◆ **WORK INSTRUCTIONS**: Return all the data, word for word.

— START OF GIVEN RECORDS —

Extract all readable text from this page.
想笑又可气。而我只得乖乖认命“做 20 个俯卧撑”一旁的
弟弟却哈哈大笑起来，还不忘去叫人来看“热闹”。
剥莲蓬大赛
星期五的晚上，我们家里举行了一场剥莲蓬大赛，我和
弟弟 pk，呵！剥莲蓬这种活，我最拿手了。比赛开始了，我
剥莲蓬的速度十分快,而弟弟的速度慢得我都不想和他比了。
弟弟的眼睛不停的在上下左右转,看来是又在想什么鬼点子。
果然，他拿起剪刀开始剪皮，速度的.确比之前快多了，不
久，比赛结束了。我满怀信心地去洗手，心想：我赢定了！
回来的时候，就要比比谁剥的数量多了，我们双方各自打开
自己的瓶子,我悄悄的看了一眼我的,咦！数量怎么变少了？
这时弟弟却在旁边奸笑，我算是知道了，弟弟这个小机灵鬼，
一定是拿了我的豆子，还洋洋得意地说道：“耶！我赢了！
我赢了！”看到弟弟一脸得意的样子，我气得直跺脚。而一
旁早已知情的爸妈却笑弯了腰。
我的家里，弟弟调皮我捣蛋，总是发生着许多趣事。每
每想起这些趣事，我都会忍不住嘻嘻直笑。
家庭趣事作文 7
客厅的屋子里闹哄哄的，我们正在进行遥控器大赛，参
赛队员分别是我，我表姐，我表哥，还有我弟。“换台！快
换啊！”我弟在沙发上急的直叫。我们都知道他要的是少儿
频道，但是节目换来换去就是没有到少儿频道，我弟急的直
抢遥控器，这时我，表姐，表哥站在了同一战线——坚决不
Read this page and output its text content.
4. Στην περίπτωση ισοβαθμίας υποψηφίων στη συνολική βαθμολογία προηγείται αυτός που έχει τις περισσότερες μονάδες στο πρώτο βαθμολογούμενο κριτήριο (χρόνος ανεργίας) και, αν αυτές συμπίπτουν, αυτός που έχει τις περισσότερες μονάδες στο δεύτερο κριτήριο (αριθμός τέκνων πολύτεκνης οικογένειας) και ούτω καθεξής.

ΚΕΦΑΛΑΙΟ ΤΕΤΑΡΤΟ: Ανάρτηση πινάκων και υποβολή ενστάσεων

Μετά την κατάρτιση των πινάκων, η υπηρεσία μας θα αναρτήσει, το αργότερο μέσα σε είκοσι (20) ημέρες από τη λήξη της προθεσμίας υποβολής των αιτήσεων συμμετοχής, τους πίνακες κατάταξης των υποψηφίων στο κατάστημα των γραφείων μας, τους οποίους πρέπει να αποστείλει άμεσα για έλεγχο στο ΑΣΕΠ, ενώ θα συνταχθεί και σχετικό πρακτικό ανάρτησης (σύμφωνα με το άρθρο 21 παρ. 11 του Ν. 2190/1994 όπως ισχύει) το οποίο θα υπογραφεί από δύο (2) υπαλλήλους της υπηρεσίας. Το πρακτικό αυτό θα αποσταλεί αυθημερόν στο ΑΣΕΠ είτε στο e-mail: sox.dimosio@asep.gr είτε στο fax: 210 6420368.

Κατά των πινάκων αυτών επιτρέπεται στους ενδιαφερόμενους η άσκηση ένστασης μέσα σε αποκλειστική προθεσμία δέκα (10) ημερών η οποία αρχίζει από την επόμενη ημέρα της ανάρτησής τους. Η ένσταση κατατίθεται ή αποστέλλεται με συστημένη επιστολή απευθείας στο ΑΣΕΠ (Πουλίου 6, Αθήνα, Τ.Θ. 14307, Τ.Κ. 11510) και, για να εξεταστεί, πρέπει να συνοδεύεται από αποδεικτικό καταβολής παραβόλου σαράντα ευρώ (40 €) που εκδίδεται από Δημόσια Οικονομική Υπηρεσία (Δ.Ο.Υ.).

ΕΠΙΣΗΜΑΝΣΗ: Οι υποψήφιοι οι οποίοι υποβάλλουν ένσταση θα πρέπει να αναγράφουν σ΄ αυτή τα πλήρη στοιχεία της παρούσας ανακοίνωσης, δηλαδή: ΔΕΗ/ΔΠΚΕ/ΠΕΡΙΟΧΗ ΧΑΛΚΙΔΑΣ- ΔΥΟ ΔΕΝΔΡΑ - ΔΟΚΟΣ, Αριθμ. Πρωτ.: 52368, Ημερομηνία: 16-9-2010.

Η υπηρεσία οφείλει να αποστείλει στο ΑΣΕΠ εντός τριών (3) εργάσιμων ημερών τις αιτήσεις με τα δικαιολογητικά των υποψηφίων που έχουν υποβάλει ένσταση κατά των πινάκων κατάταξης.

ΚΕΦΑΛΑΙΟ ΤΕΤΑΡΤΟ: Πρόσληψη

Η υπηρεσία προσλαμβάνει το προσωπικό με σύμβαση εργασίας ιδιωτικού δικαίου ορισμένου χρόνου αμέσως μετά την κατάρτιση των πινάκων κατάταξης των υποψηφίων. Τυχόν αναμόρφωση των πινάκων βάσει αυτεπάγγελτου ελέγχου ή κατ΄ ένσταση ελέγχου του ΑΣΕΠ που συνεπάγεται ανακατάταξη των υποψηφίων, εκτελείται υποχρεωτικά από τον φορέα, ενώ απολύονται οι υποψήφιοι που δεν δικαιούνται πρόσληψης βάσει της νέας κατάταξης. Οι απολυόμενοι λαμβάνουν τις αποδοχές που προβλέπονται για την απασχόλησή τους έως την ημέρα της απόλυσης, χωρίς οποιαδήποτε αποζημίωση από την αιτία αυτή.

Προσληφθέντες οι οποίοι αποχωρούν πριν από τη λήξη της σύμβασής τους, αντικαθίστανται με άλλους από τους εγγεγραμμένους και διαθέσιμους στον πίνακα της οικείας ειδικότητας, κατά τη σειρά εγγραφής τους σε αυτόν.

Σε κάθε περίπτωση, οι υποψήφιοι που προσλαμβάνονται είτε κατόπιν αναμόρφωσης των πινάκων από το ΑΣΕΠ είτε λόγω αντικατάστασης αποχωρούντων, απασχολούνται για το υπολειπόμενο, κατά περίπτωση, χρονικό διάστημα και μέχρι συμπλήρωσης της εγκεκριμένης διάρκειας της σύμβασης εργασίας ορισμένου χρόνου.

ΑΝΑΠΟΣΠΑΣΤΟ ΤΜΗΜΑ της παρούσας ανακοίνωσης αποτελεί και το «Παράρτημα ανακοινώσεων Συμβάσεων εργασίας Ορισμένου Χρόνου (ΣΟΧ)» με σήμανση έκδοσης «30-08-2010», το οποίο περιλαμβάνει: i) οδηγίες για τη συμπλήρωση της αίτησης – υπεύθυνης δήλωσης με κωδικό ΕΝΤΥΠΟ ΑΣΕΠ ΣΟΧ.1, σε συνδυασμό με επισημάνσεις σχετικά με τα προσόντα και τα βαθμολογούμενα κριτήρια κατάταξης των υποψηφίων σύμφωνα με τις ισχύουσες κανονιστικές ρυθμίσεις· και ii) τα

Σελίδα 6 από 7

— END OF GIVEN RECORDS —

◆ **SOLUTION FOR THIS TASK**:
Extract all readable text from this page.
想笑又可气。而我只得乖乖认命“做 20 个俯卧撑”一旁的
弟弟却哈哈大笑起来，还不忘去叫人来看“热闹”。
剥莲蓬大赛
星期五的晚上，我们家里举行了一场剥莲蓬大赛，我和
弟弟 pk，呵！剥莲蓬这种活，我最拿手了。比赛开始了，我
剥莲蓬的速度十分快,而弟弟的速度慢得我都不想和他比了。
弟弟的眼睛不停的在上下左右转,看来是又在想什么鬼点子。
果然，他拿起剪刀开始剪皮，速度的.确比之前快多了，不
久，比赛结束了。我满怀信心地去洗手，心想：我赢定了！
回来的时候，就要比比谁剥的数量多了，我们双方各自打开
自己的瓶子,我悄悄的看了一眼我的,咦！数量怎么变少了？
这时弟弟却在旁边奸笑，我算是知道了，弟弟这个小机灵鬼，
一定是拿了我的豆子，还洋洋得意地说道：“耶！我赢了！
我赢了！”看到弟弟一脸得意的样子，我气得直跺脚。而一
旁早已知情的爸妈却笑弯了腰。
我的家里，弟弟调皮我捣蛋，总是发生着许多趣事。每
每想起这些趣事，我都会忍不住嘻嘻直笑。
家庭趣事作文 7
客厅的屋子里闹哄哄的，我们正在进行遥控器大赛，参
赛队员分别是我，我表姐，我表哥，还有我弟。“换台！快
换啊！”我弟在沙发上急的直叫。我们都知道他要的是少儿
频道，但是节目换来换去就是没有到少儿频道，我弟急的直
抢遥控器，这时我，表姐，表哥站在了同一战线——坚决不
Read this page and output its text content.
4. Στην περίπτωση ισοβαθμίας υποψηφίων στη συνολική βαθμολογία προηγείται αυτός που έχει τις περισσότερες μονάδες στο πρώτο βαθμολογούμενο κριτήριο (χρόνος ανεργίας) και, αν αυτές συμπίπτουν, αυτός που έχει τις περισσότερες μονάδες στο δεύτερο κριτήριο (αριθμός τέκνων πολύτεκνης οικογένειας) και ούτω καθεξής.

ΚΕΦΑΛΑΙΟ ΤΕΤΑΡΤΟ: Ανάρτηση πινάκων και υποβολή ενστάσεων

Μετά την κατάρτιση των πινάκων, η υπηρεσία μας θα αναρτήσει, το αργότερο μέσα σε είκοσι (20) ημέρες από τη λήξη της προθεσμίας υποβολής των αιτήσεων συμμετοχής, τους πίνακες κατάταξης των υποψηφίων στο κατάστημα των γραφείων μας, τους οποίους πρέπει να αποστείλει άμεσα για έλεγχο στο ΑΣΕΠ, ενώ θα συνταχθεί και σχετικό πρακτικό ανάρτησης (σύμφωνα με το άρθρο 21 παρ. 11 του Ν. 2190/1994 όπως ισχύει) το οποίο θα υπογραφεί από δύο (2) υπαλλήλους της υπηρεσίας. Το πρακτικό αυτό θα αποσταλεί αυθημερόν στο ΑΣΕΠ είτε στο e-mail: sox.dimosio@asep.gr είτε στο fax: 210 6420368.

Κατά των πινάκων αυτών επιτρέπεται στους ενδιαφερόμενους η άσκηση ένστασης μέσα σε αποκλειστική προθεσμία δέκα (10) ημερών η οποία αρχίζει από την επόμενη ημέρα της ανάρτησής τους. Η ένσταση κατατίθεται ή αποστέλλεται με συστημένη επιστολή απευθείας στο ΑΣΕΠ (Πουλίου 6, Αθήνα, Τ.Θ. 14307, Τ.Κ. 11510) και, για να εξεταστεί, πρέπει να συνοδεύεται από αποδεικτικό καταβολής παραβόλου σαράντα ευρώ (40 €) που εκδίδεται από Δημόσια Οικονομική Υπηρεσία (Δ.Ο.Υ.).

ΕΠΙΣΗΜΑΝΣΗ: Οι υποψήφιοι οι οποίοι υποβάλλουν ένσταση θα πρέπει να αναγράφουν σ΄ αυτή τα πλήρη στοιχεία της παρούσας ανακοίνωσης, δηλαδή: ΔΕΗ/ΔΠΚΕ/ΠΕΡΙΟΧΗ ΧΑΛΚΙΔΑΣ- ΔΥΟ ΔΕΝΔΡΑ - ΔΟΚΟΣ, Αριθμ. Πρωτ.: 52368, Ημερομηνία: 16-9-2010.

Η υπηρεσία οφείλει να αποστείλει στο ΑΣΕΠ εντός τριών (3) εργάσιμων ημερών τις αιτήσεις με τα δικαιολογητικά των υποψηφίων που έχουν υποβάλει ένσταση κατά των πινάκων κατάταξης.

ΚΕΦΑΛΑΙΟ ΤΕΤΑΡΤΟ: Πρόσληψη

Η υπηρεσία προσλαμβάνει το προσωπικό με σύμβαση εργασίας ιδιωτικού δικαίου ορισμένου χρόνου αμέσως μετά την κατάρτιση των πινάκων κατάταξης των υποψηφίων. Τυχόν αναμόρφωση των πινάκων βάσει αυτεπάγγελτου ελέγχου ή κατ΄ ένσταση ελέγχου του ΑΣΕΠ που συνεπάγεται ανακατάταξη των υποψηφίων, εκτελείται υποχρεωτικά από τον φορέα, ενώ απολύονται οι υποψήφιοι που δεν δικαιούνται πρόσληψης βάσει της νέας κατάταξης. Οι απολυόμενοι λαμβάνουν τις αποδοχές που προβλέπονται για την απασχόλησή τους έως την ημέρα της απόλυσης, χωρίς οποιαδήποτε αποζημίωση από την αιτία αυτή.

Προσληφθέντες οι οποίοι αποχωρούν πριν από τη λήξη της σύμβασής τους, αντικαθίστανται με άλλους από τους εγγεγραμμένους και διαθέσιμους στον πίνακα της οικείας ειδικότητας, κατά τη σειρά εγγραφής τους σε αυτόν.

Σε κάθε περίπτωση, οι υποψήφιοι που προσλαμβάνονται είτε κατόπιν αναμόρφωσης των πινάκων από το ΑΣΕΠ είτε λόγω αντικατάστασης αποχωρούντων, απασχολούνται για το υπολειπόμενο, κατά περίπτωση, χρονικό διάστημα και μέχρι συμπλήρωσης της εγκεκριμένης διάρκειας της σύμβασης εργασίας ορισμένου χρόνου.

ΑΝΑΠΟΣΠΑΣΤΟ ΤΜΗΜΑ της παρούσας ανακοίνωσης αποτελεί και το «Παράρτημα ανακοινώσεων Συμβάσεων εργασίας Ορισμένου Χρόνου (ΣΟΧ)» με σήμανση έκδοσης «30-08-2010», το οποίο περιλαμβάνει: i) οδηγίες για τη συμπλήρωση της αίτησης – υπεύθυνης δήλωσης με κωδικό ΕΝΤΥΠΟ ΑΣΕΠ ΣΟΧ.1, σε συνδυασμό με επισημάνσεις σχετικά με τα προσόντα και τα βαθμολογούμενα κριτήρια κατάταξης των υποψηφίων σύμφωνα με τις ισχύουσες κανονιστικές ρυθμίσεις· και ii) τα

Σελίδα 6 από 7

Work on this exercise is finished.